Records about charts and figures
_ _ _ _ _ _ _

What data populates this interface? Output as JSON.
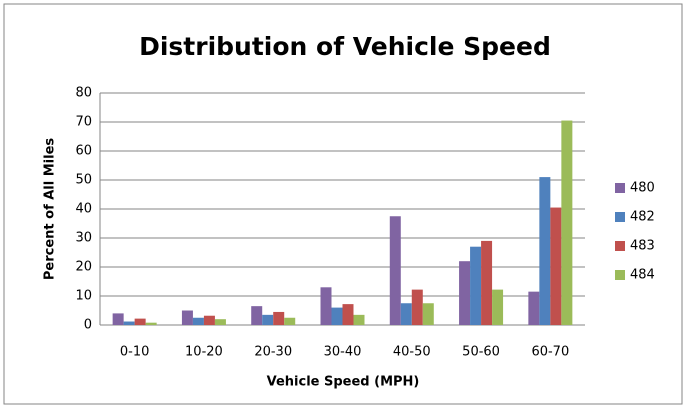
{
  "chart_data": {
    "type": "bar",
    "title": "Distribution of Vehicle Speed",
    "x_label": "Vehicle Speed (MPH)",
    "y_label": "Percent of All Miles",
    "categories": [
      "0-10",
      "10-20",
      "20-30",
      "30-40",
      "40-50",
      "50-60",
      "60-70"
    ],
    "series": [
      {
        "name": "480",
        "color": "#8064a2",
        "values": [
          4,
          5,
          6.5,
          13,
          37.5,
          22,
          11.5
        ]
      },
      {
        "name": "482",
        "color": "#4f81bd",
        "values": [
          1.2,
          2.5,
          3.5,
          6,
          7.5,
          27,
          51
        ]
      },
      {
        "name": "483",
        "color": "#c0504d",
        "values": [
          2.2,
          3.2,
          4.5,
          7.2,
          12.2,
          29,
          40.5
        ]
      },
      {
        "name": "484",
        "color": "#9bbb59",
        "values": [
          0.8,
          2,
          2.5,
          3.5,
          7.5,
          12.2,
          70.5
        ]
      }
    ],
    "ylim": [
      0,
      80
    ],
    "yticks": [
      0,
      10,
      20,
      30,
      40,
      50,
      60,
      70,
      80
    ],
    "grid": true,
    "legend": "right"
  }
}
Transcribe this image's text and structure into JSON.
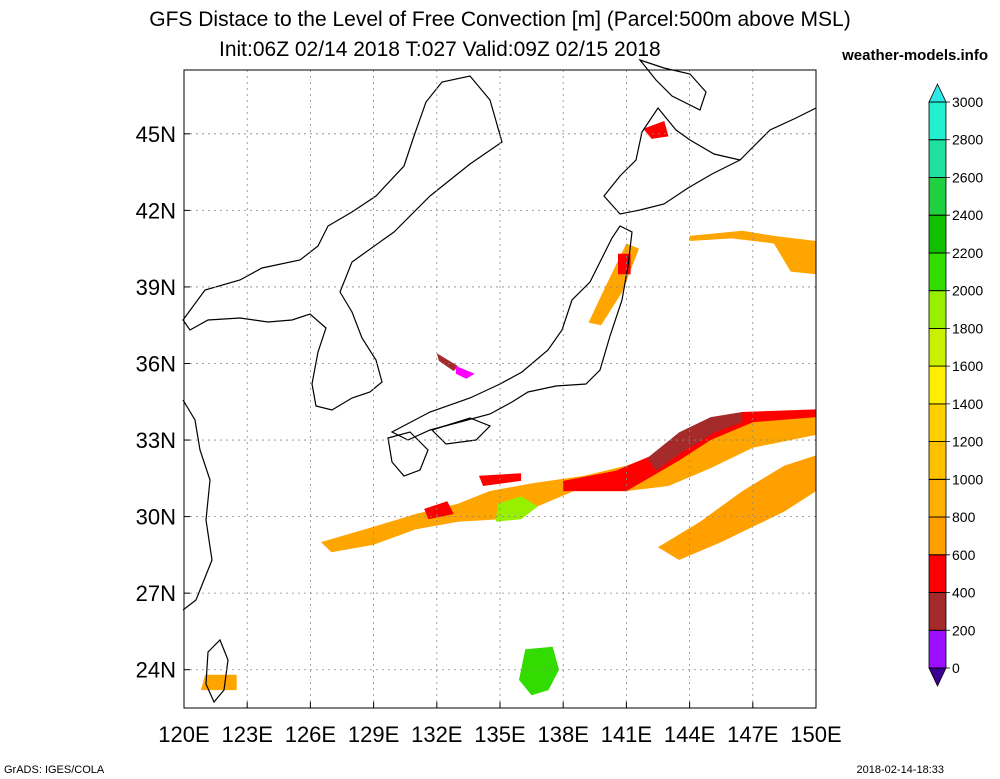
{
  "title_line1": "GFS Distace to the Level of Free Convection [m] (Parcel:500m above MSL)",
  "title_line2": "Init:06Z 02/14 2018 T:027 Valid:09Z 02/15 2018",
  "brand": "weather-models.info",
  "footer_left": "GrADS: IGES/COLA",
  "footer_right": "2018-02-14-18:33",
  "map": {
    "lon_range": [
      120,
      150
    ],
    "lat_range": [
      22.5,
      47.5
    ],
    "lat_ticks": [
      {
        "value": 24,
        "label": "24N"
      },
      {
        "value": 27,
        "label": "27N"
      },
      {
        "value": 30,
        "label": "30N"
      },
      {
        "value": 33,
        "label": "33N"
      },
      {
        "value": 36,
        "label": "36N"
      },
      {
        "value": 39,
        "label": "39N"
      },
      {
        "value": 42,
        "label": "42N"
      },
      {
        "value": 45,
        "label": "45N"
      }
    ],
    "lon_ticks": [
      {
        "value": 120,
        "label": "120E"
      },
      {
        "value": 123,
        "label": "123E"
      },
      {
        "value": 126,
        "label": "126E"
      },
      {
        "value": 129,
        "label": "129E"
      },
      {
        "value": 132,
        "label": "132E"
      },
      {
        "value": 135,
        "label": "135E"
      },
      {
        "value": 138,
        "label": "138E"
      },
      {
        "value": 141,
        "label": "141E"
      },
      {
        "value": 144,
        "label": "144E"
      },
      {
        "value": 147,
        "label": "147E"
      },
      {
        "value": 150,
        "label": "150E"
      }
    ],
    "grid": true
  },
  "colorbar": {
    "labels": [
      "0",
      "200",
      "400",
      "600",
      "800",
      "1000",
      "1200",
      "1400",
      "1600",
      "1800",
      "2000",
      "2200",
      "2400",
      "2600",
      "2800",
      "3000"
    ],
    "colors": [
      "#9b0eff",
      "#a52a2a",
      "#ff0000",
      "#ffa000",
      "#ffb000",
      "#ffc000",
      "#ffd000",
      "#ffee00",
      "#c8f000",
      "#96f000",
      "#32dc00",
      "#10c000",
      "#20d040",
      "#20e0a0",
      "#20f0d0"
    ],
    "low_cap_color": "#3c0090",
    "high_cap_color": "#30e8e8"
  },
  "fields": [
    {
      "color": "#ffa500",
      "poly": [
        [
          126.5,
          29.0
        ],
        [
          129.0,
          29.6
        ],
        [
          131.0,
          30.1
        ],
        [
          133.0,
          30.5
        ],
        [
          134.5,
          31.0
        ],
        [
          136.5,
          31.3
        ],
        [
          139.0,
          31.6
        ],
        [
          141.0,
          32.0
        ],
        [
          143.0,
          32.6
        ],
        [
          146.0,
          33.8
        ],
        [
          150.0,
          34.0
        ],
        [
          150.0,
          33.2
        ],
        [
          147.0,
          32.7
        ],
        [
          145.0,
          31.9
        ],
        [
          143.0,
          31.2
        ],
        [
          141.0,
          31.0
        ],
        [
          138.5,
          31.0
        ],
        [
          136.5,
          30.3
        ],
        [
          135.0,
          29.9
        ],
        [
          133.0,
          29.8
        ],
        [
          131.0,
          29.5
        ],
        [
          129.0,
          28.9
        ],
        [
          127.0,
          28.6
        ]
      ]
    },
    {
      "color": "#ff9f00",
      "poly": [
        [
          142.5,
          28.8
        ],
        [
          144.5,
          29.8
        ],
        [
          146.5,
          31.0
        ],
        [
          148.5,
          32.0
        ],
        [
          150.0,
          32.4
        ],
        [
          150.0,
          31.0
        ],
        [
          148.5,
          30.2
        ],
        [
          147.0,
          29.6
        ],
        [
          145.5,
          29.0
        ],
        [
          143.5,
          28.3
        ]
      ]
    },
    {
      "color": "#ff0000",
      "poly": [
        [
          138.0,
          31.4
        ],
        [
          140.5,
          31.8
        ],
        [
          142.5,
          32.5
        ],
        [
          144.5,
          33.6
        ],
        [
          146.5,
          34.1
        ],
        [
          150.0,
          34.2
        ],
        [
          150.0,
          33.9
        ],
        [
          147.0,
          33.7
        ],
        [
          145.0,
          33.0
        ],
        [
          143.5,
          32.2
        ],
        [
          141.0,
          31.0
        ],
        [
          138.0,
          31.0
        ]
      ]
    },
    {
      "color": "#a52a2a",
      "poly": [
        [
          142.0,
          32.3
        ],
        [
          143.5,
          33.3
        ],
        [
          145.0,
          33.9
        ],
        [
          146.5,
          34.1
        ],
        [
          146.5,
          33.7
        ],
        [
          145.2,
          33.3
        ],
        [
          143.6,
          32.5
        ],
        [
          142.4,
          31.8
        ]
      ]
    },
    {
      "color": "#ff0000",
      "poly": [
        [
          134.0,
          31.6
        ],
        [
          136.0,
          31.7
        ],
        [
          136.0,
          31.4
        ],
        [
          134.2,
          31.2
        ]
      ]
    },
    {
      "color": "#ff0000",
      "poly": [
        [
          131.4,
          30.3
        ],
        [
          132.5,
          30.6
        ],
        [
          132.8,
          30.1
        ],
        [
          131.6,
          29.9
        ]
      ]
    },
    {
      "color": "#32dc00",
      "poly": [
        [
          136.2,
          24.8
        ],
        [
          137.5,
          24.9
        ],
        [
          137.8,
          24.0
        ],
        [
          137.3,
          23.2
        ],
        [
          136.5,
          23.0
        ],
        [
          135.9,
          23.6
        ]
      ]
    },
    {
      "color": "#96f000",
      "poly": [
        [
          134.8,
          29.8
        ],
        [
          136.0,
          29.9
        ],
        [
          136.8,
          30.4
        ],
        [
          136.0,
          30.8
        ],
        [
          134.9,
          30.5
        ]
      ]
    },
    {
      "color": "#ffa500",
      "poly": [
        [
          139.8,
          37.5
        ],
        [
          140.8,
          38.8
        ],
        [
          141.6,
          40.5
        ],
        [
          141.0,
          40.7
        ],
        [
          140.0,
          39.0
        ],
        [
          139.2,
          37.6
        ]
      ]
    },
    {
      "color": "#ff0000",
      "poly": [
        [
          140.6,
          39.5
        ],
        [
          141.2,
          39.5
        ],
        [
          141.2,
          40.3
        ],
        [
          140.6,
          40.3
        ]
      ]
    },
    {
      "color": "#ffa500",
      "poly": [
        [
          144.0,
          41.0
        ],
        [
          146.5,
          41.2
        ],
        [
          148.0,
          41.0
        ],
        [
          150.0,
          40.8
        ],
        [
          150.0,
          39.5
        ],
        [
          148.8,
          39.6
        ],
        [
          148.0,
          40.7
        ],
        [
          146.0,
          40.9
        ],
        [
          144.0,
          40.8
        ]
      ]
    },
    {
      "color": "#ff0000",
      "poly": [
        [
          141.8,
          45.2
        ],
        [
          142.8,
          45.5
        ],
        [
          143.0,
          44.9
        ],
        [
          142.2,
          44.8
        ]
      ]
    },
    {
      "color": "#ffa500",
      "poly": [
        [
          120.8,
          23.2
        ],
        [
          122.5,
          23.2
        ],
        [
          122.5,
          23.8
        ],
        [
          121.0,
          23.8
        ]
      ]
    },
    {
      "color": "#a52a2a",
      "poly": [
        [
          132.0,
          36.4
        ],
        [
          132.6,
          36.1
        ],
        [
          133.0,
          35.9
        ],
        [
          132.8,
          35.7
        ],
        [
          132.1,
          36.1
        ]
      ]
    },
    {
      "color": "#ff00ff",
      "poly": [
        [
          132.9,
          35.9
        ],
        [
          133.5,
          35.7
        ],
        [
          133.8,
          35.6
        ],
        [
          133.4,
          35.4
        ],
        [
          132.9,
          35.6
        ]
      ]
    }
  ]
}
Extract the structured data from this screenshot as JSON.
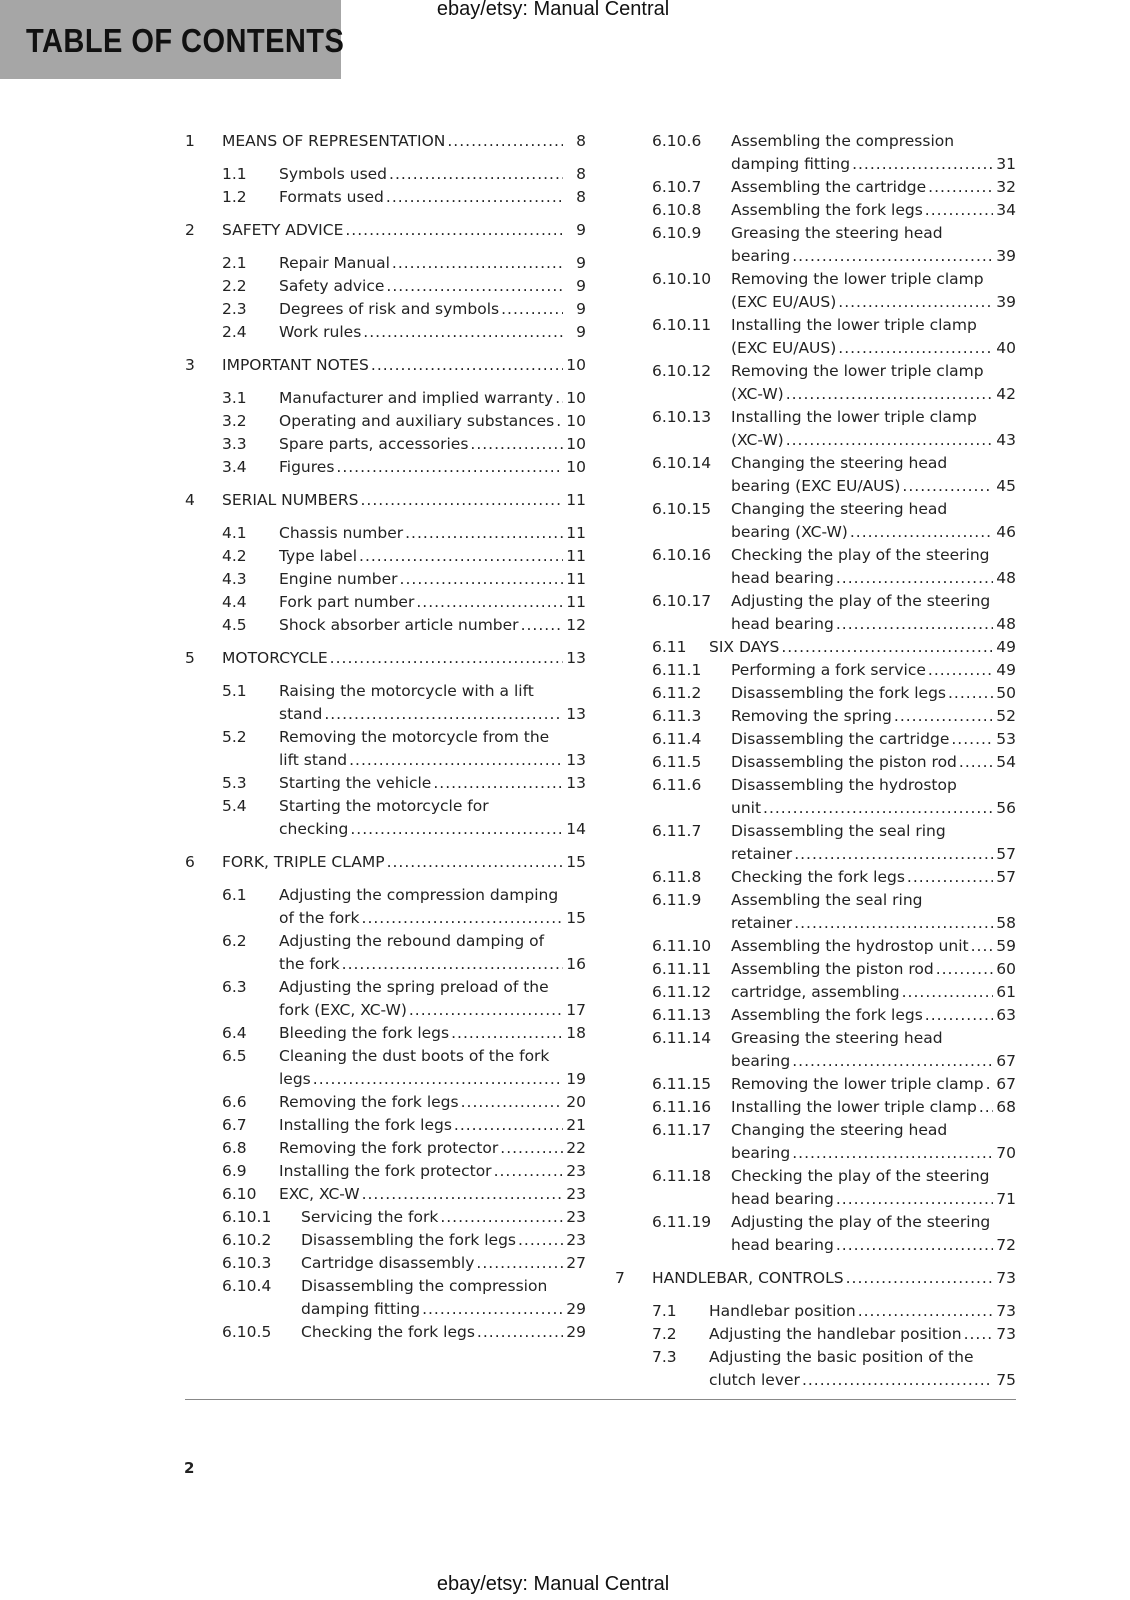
{
  "header": {
    "title": "TABLE OF CONTENTS",
    "watermark_top": "ebay/etsy: Manual Central",
    "watermark_bottom": "ebay/etsy: Manual Central",
    "band_color": "#a6a6a6"
  },
  "footer": {
    "page_number": "2"
  },
  "left": [
    {
      "level": 1,
      "num": "1",
      "lines": [
        "MEANS OF REPRESENTATION"
      ],
      "page": "8"
    },
    {
      "level": 2,
      "num": "1.1",
      "lines": [
        "Symbols used"
      ],
      "page": "8"
    },
    {
      "level": 2,
      "num": "1.2",
      "lines": [
        "Formats used"
      ],
      "page": "8"
    },
    {
      "level": 1,
      "num": "2",
      "lines": [
        "SAFETY ADVICE"
      ],
      "page": "9"
    },
    {
      "level": 2,
      "num": "2.1",
      "lines": [
        "Repair Manual"
      ],
      "page": "9"
    },
    {
      "level": 2,
      "num": "2.2",
      "lines": [
        "Safety advice"
      ],
      "page": "9"
    },
    {
      "level": 2,
      "num": "2.3",
      "lines": [
        "Degrees of risk and symbols"
      ],
      "page": "9"
    },
    {
      "level": 2,
      "num": "2.4",
      "lines": [
        "Work rules"
      ],
      "page": "9"
    },
    {
      "level": 1,
      "num": "3",
      "lines": [
        "IMPORTANT NOTES"
      ],
      "page": "10"
    },
    {
      "level": 2,
      "num": "3.1",
      "lines": [
        "Manufacturer and implied warranty"
      ],
      "page": "10"
    },
    {
      "level": 2,
      "num": "3.2",
      "lines": [
        "Operating and auxiliary substances"
      ],
      "page": "10"
    },
    {
      "level": 2,
      "num": "3.3",
      "lines": [
        "Spare parts, accessories"
      ],
      "page": "10"
    },
    {
      "level": 2,
      "num": "3.4",
      "lines": [
        "Figures"
      ],
      "page": "10"
    },
    {
      "level": 1,
      "num": "4",
      "lines": [
        "SERIAL NUMBERS"
      ],
      "page": "11"
    },
    {
      "level": 2,
      "num": "4.1",
      "lines": [
        "Chassis number"
      ],
      "page": "11"
    },
    {
      "level": 2,
      "num": "4.2",
      "lines": [
        "Type label"
      ],
      "page": "11"
    },
    {
      "level": 2,
      "num": "4.3",
      "lines": [
        "Engine number"
      ],
      "page": "11"
    },
    {
      "level": 2,
      "num": "4.4",
      "lines": [
        "Fork part number"
      ],
      "page": "11"
    },
    {
      "level": 2,
      "num": "4.5",
      "lines": [
        "Shock absorber article number"
      ],
      "page": "12"
    },
    {
      "level": 1,
      "num": "5",
      "lines": [
        "MOTORCYCLE"
      ],
      "page": "13"
    },
    {
      "level": 2,
      "num": "5.1",
      "lines": [
        "Raising the motorcycle with a lift",
        "stand"
      ],
      "page": "13"
    },
    {
      "level": 2,
      "num": "5.2",
      "lines": [
        "Removing the motorcycle from the",
        "lift stand"
      ],
      "page": "13"
    },
    {
      "level": 2,
      "num": "5.3",
      "lines": [
        "Starting the vehicle"
      ],
      "page": "13"
    },
    {
      "level": 2,
      "num": "5.4",
      "lines": [
        "Starting the motorcycle for",
        "checking"
      ],
      "page": "14"
    },
    {
      "level": 1,
      "num": "6",
      "lines": [
        "FORK, TRIPLE CLAMP"
      ],
      "page": "15"
    },
    {
      "level": 2,
      "num": "6.1",
      "lines": [
        "Adjusting the compression damping",
        "of the fork"
      ],
      "page": "15"
    },
    {
      "level": 2,
      "num": "6.2",
      "lines": [
        "Adjusting the rebound damping of",
        "the fork"
      ],
      "page": "16"
    },
    {
      "level": 2,
      "num": "6.3",
      "lines": [
        "Adjusting the spring preload of the",
        "fork (EXC, XC-W)"
      ],
      "page": "17"
    },
    {
      "level": 2,
      "num": "6.4",
      "lines": [
        "Bleeding the fork legs"
      ],
      "page": "18"
    },
    {
      "level": 2,
      "num": "6.5",
      "lines": [
        "Cleaning the dust boots of the fork",
        "legs"
      ],
      "page": "19"
    },
    {
      "level": 2,
      "num": "6.6",
      "lines": [
        "Removing the fork legs"
      ],
      "page": "20"
    },
    {
      "level": 2,
      "num": "6.7",
      "lines": [
        "Installing the fork legs"
      ],
      "page": "21"
    },
    {
      "level": 2,
      "num": "6.8",
      "lines": [
        "Removing the fork protector"
      ],
      "page": "22"
    },
    {
      "level": 2,
      "num": "6.9",
      "lines": [
        "Installing the fork protector"
      ],
      "page": "23"
    },
    {
      "level": 2,
      "num": "6.10",
      "lines": [
        "EXC, XC-W"
      ],
      "page": "23"
    },
    {
      "level": 3,
      "num": "6.10.1",
      "lines": [
        "Servicing the fork"
      ],
      "page": "23"
    },
    {
      "level": 3,
      "num": "6.10.2",
      "lines": [
        "Disassembling the fork legs"
      ],
      "page": "23"
    },
    {
      "level": 3,
      "num": "6.10.3",
      "lines": [
        "Cartridge disassembly"
      ],
      "page": "27"
    },
    {
      "level": 3,
      "num": "6.10.4",
      "lines": [
        "Disassembling the compression",
        "damping fitting"
      ],
      "page": "29"
    },
    {
      "level": 3,
      "num": "6.10.5",
      "lines": [
        "Checking the fork legs"
      ],
      "page": "29"
    }
  ],
  "right": [
    {
      "level": 3,
      "num": "6.10.6",
      "lines": [
        "Assembling the compression",
        "damping fitting"
      ],
      "page": "31"
    },
    {
      "level": 3,
      "num": "6.10.7",
      "lines": [
        "Assembling the cartridge"
      ],
      "page": "32"
    },
    {
      "level": 3,
      "num": "6.10.8",
      "lines": [
        "Assembling the fork legs"
      ],
      "page": "34"
    },
    {
      "level": 3,
      "num": "6.10.9",
      "lines": [
        "Greasing the steering head",
        "bearing"
      ],
      "page": "39"
    },
    {
      "level": 3,
      "num": "6.10.10",
      "lines": [
        "Removing the lower triple clamp",
        "(EXC EU/AUS)"
      ],
      "page": "39"
    },
    {
      "level": 3,
      "num": "6.10.11",
      "lines": [
        "Installing the lower triple clamp",
        "(EXC EU/AUS)"
      ],
      "page": "40"
    },
    {
      "level": 3,
      "num": "6.10.12",
      "lines": [
        "Removing the lower triple clamp",
        "(XC-W)"
      ],
      "page": "42"
    },
    {
      "level": 3,
      "num": "6.10.13",
      "lines": [
        "Installing the lower triple clamp",
        "(XC-W)"
      ],
      "page": "43"
    },
    {
      "level": 3,
      "num": "6.10.14",
      "lines": [
        "Changing the steering head",
        "bearing (EXC EU/AUS)"
      ],
      "page": "45"
    },
    {
      "level": 3,
      "num": "6.10.15",
      "lines": [
        "Changing the steering head",
        "bearing (XC-W)"
      ],
      "page": "46"
    },
    {
      "level": 3,
      "num": "6.10.16",
      "lines": [
        "Checking the play of the steering",
        "head bearing"
      ],
      "page": "48"
    },
    {
      "level": 3,
      "num": "6.10.17",
      "lines": [
        "Adjusting the play of the steering",
        "head bearing"
      ],
      "page": "48"
    },
    {
      "level": 2,
      "num": "6.11",
      "lines": [
        "SIX DAYS"
      ],
      "page": "49"
    },
    {
      "level": 3,
      "num": "6.11.1",
      "lines": [
        "Performing a fork service"
      ],
      "page": "49"
    },
    {
      "level": 3,
      "num": "6.11.2",
      "lines": [
        "Disassembling the fork legs"
      ],
      "page": "50"
    },
    {
      "level": 3,
      "num": "6.11.3",
      "lines": [
        "Removing the spring"
      ],
      "page": "52"
    },
    {
      "level": 3,
      "num": "6.11.4",
      "lines": [
        "Disassembling the cartridge"
      ],
      "page": "53"
    },
    {
      "level": 3,
      "num": "6.11.5",
      "lines": [
        "Disassembling the piston rod"
      ],
      "page": "54"
    },
    {
      "level": 3,
      "num": "6.11.6",
      "lines": [
        "Disassembling the hydrostop",
        "unit"
      ],
      "page": "56"
    },
    {
      "level": 3,
      "num": "6.11.7",
      "lines": [
        "Disassembling the seal ring",
        "retainer"
      ],
      "page": "57"
    },
    {
      "level": 3,
      "num": "6.11.8",
      "lines": [
        "Checking the fork legs"
      ],
      "page": "57"
    },
    {
      "level": 3,
      "num": "6.11.9",
      "lines": [
        "Assembling the seal ring",
        "retainer"
      ],
      "page": "58"
    },
    {
      "level": 3,
      "num": "6.11.10",
      "lines": [
        "Assembling the hydrostop unit"
      ],
      "page": "59"
    },
    {
      "level": 3,
      "num": "6.11.11",
      "lines": [
        "Assembling the piston rod"
      ],
      "page": "60"
    },
    {
      "level": 3,
      "num": "6.11.12",
      "lines": [
        "cartridge, assembling"
      ],
      "page": "61"
    },
    {
      "level": 3,
      "num": "6.11.13",
      "lines": [
        "Assembling the fork legs"
      ],
      "page": "63"
    },
    {
      "level": 3,
      "num": "6.11.14",
      "lines": [
        "Greasing the steering head",
        "bearing"
      ],
      "page": "67"
    },
    {
      "level": 3,
      "num": "6.11.15",
      "lines": [
        "Removing the lower triple clamp"
      ],
      "page": "67"
    },
    {
      "level": 3,
      "num": "6.11.16",
      "lines": [
        "Installing the lower triple clamp"
      ],
      "page": "68"
    },
    {
      "level": 3,
      "num": "6.11.17",
      "lines": [
        "Changing the steering head",
        "bearing"
      ],
      "page": "70"
    },
    {
      "level": 3,
      "num": "6.11.18",
      "lines": [
        "Checking the play of the steering",
        "head bearing"
      ],
      "page": "71"
    },
    {
      "level": 3,
      "num": "6.11.19",
      "lines": [
        "Adjusting the play of the steering",
        "head bearing"
      ],
      "page": "72"
    },
    {
      "level": 1,
      "num": "7",
      "lines": [
        "HANDLEBAR, CONTROLS"
      ],
      "page": "73"
    },
    {
      "level": 2,
      "num": "7.1",
      "lines": [
        "Handlebar position"
      ],
      "page": "73"
    },
    {
      "level": 2,
      "num": "7.2",
      "lines": [
        "Adjusting the handlebar position"
      ],
      "page": "73"
    },
    {
      "level": 2,
      "num": "7.3",
      "lines": [
        "Adjusting the basic position of the",
        "clutch lever"
      ],
      "page": "75"
    }
  ]
}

_ _ _ _ _ _ _

Task prompt - Write out every line of the listing that holds the word "Removing".

Result of this exercise -
        "Removing the motorcycle from the",
        "Removing the fork legs"
        "Removing the fork protector"
        "Removing the lower triple clamp",
        "Removing the lower triple clamp",
        "Removing the spring"
        "Removing the lower triple clamp"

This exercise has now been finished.